==== LISTED ENTRIES

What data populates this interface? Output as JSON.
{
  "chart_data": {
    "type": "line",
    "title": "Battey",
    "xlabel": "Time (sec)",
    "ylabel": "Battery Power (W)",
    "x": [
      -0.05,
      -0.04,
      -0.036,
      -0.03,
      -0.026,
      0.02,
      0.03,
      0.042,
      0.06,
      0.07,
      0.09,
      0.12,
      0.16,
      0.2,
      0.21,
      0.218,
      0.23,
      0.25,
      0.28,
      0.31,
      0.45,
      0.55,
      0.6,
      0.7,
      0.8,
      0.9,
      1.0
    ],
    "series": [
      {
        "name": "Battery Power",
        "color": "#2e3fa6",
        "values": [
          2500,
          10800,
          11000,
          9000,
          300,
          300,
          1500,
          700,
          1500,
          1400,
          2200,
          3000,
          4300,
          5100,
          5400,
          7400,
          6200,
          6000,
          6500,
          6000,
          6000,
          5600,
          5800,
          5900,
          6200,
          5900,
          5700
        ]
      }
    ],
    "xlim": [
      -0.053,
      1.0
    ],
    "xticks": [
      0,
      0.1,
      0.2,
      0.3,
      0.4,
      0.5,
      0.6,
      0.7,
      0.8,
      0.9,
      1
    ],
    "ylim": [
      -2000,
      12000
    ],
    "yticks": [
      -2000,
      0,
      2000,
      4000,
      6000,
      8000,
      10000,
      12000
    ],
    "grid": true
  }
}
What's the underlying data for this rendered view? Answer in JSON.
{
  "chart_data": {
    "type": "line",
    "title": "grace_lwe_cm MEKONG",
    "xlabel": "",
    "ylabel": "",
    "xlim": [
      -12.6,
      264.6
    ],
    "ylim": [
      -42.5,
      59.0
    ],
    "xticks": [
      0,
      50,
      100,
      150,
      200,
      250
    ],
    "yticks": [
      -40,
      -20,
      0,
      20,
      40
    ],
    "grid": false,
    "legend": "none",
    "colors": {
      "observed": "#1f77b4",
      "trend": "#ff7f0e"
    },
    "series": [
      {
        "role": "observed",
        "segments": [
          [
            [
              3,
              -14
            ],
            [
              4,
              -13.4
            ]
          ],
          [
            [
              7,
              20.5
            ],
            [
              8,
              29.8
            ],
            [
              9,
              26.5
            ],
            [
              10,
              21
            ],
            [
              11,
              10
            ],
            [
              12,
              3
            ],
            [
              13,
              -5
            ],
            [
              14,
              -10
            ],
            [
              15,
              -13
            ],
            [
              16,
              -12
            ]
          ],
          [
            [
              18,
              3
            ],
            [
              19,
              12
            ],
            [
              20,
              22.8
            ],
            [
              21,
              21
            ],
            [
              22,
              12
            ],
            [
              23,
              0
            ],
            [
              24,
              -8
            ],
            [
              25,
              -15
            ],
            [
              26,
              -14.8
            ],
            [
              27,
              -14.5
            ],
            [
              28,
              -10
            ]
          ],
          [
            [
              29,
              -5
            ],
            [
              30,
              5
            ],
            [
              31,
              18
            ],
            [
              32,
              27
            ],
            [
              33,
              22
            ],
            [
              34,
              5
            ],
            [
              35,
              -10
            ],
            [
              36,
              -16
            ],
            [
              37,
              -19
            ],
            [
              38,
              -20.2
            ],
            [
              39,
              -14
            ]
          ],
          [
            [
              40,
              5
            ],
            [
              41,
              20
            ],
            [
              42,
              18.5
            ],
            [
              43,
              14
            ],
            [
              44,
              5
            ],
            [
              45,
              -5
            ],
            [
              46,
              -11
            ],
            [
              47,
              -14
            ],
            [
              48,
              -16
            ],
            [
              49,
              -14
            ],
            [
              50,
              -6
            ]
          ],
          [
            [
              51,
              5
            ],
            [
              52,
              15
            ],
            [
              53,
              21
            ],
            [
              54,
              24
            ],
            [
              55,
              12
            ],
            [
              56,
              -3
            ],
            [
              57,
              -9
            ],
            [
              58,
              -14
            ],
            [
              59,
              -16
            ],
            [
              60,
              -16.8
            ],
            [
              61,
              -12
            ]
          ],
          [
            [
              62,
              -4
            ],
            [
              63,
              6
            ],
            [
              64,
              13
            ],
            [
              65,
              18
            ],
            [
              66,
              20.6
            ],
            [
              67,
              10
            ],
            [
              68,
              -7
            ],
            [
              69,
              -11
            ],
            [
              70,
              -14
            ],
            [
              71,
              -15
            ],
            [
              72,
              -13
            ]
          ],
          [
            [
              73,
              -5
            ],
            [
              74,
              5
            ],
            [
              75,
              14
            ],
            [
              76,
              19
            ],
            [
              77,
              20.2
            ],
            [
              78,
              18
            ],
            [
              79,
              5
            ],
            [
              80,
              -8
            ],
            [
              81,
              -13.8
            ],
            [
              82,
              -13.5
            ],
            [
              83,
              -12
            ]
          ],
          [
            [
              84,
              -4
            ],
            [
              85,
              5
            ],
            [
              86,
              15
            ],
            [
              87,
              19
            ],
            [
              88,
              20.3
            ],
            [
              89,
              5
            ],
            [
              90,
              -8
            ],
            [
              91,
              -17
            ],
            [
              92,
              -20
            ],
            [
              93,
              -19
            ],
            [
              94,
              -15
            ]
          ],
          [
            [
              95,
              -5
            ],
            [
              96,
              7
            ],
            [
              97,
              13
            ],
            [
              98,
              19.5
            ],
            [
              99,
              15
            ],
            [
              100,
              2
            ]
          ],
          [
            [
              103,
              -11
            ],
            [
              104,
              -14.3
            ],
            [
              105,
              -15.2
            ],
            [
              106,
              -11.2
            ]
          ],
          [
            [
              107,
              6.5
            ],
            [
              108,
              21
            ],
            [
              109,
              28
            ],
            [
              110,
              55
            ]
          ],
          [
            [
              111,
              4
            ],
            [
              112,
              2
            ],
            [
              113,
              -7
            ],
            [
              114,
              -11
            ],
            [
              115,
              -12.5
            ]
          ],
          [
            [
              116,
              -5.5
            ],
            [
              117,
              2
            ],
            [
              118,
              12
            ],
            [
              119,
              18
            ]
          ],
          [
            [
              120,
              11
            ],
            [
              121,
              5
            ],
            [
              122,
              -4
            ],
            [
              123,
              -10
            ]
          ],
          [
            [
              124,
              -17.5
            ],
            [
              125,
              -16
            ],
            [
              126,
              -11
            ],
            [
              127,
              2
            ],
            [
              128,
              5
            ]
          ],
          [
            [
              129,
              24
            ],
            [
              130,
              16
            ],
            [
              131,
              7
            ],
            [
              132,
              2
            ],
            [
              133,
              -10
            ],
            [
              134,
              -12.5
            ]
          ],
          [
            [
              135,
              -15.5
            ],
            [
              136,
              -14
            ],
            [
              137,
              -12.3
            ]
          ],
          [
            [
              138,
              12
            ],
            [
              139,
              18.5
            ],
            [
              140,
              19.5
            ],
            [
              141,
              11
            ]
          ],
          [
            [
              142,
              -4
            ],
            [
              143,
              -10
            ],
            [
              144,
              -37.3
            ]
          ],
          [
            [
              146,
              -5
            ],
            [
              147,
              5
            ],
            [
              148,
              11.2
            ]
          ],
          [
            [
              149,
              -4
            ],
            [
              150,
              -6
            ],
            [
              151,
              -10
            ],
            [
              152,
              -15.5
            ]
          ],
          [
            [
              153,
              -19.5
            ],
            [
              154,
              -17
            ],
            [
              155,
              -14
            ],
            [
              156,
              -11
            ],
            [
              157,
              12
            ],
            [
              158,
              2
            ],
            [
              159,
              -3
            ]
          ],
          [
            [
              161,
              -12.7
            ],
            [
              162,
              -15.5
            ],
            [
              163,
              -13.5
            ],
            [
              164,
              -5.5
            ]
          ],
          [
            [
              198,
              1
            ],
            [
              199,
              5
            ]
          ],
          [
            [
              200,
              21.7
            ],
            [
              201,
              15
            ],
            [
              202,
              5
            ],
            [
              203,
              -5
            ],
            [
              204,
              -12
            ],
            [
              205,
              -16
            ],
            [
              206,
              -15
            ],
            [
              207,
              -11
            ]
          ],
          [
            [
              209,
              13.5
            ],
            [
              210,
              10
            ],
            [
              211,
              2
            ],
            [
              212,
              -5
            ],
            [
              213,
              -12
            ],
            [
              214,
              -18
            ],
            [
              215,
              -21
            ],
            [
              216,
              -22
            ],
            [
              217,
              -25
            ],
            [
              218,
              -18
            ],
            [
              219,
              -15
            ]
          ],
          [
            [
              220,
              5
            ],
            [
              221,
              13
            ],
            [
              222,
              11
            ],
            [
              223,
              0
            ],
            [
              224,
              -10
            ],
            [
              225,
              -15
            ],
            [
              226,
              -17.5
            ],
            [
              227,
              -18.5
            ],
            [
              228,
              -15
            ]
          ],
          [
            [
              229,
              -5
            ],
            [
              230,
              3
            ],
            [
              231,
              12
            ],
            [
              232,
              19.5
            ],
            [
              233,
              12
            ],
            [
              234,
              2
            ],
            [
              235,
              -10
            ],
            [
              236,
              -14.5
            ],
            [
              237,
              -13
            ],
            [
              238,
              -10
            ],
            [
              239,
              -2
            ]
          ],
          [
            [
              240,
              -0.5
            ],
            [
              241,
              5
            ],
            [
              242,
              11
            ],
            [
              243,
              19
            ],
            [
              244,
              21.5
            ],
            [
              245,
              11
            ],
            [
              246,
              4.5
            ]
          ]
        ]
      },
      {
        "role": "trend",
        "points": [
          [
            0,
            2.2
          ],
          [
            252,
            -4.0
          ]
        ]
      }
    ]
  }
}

========

Using the records above, find and show each line with the string "Power".

WRITTEN SOLUTION —
    "ylabel": "Battery Power (W)",
        "name": "Battery Power",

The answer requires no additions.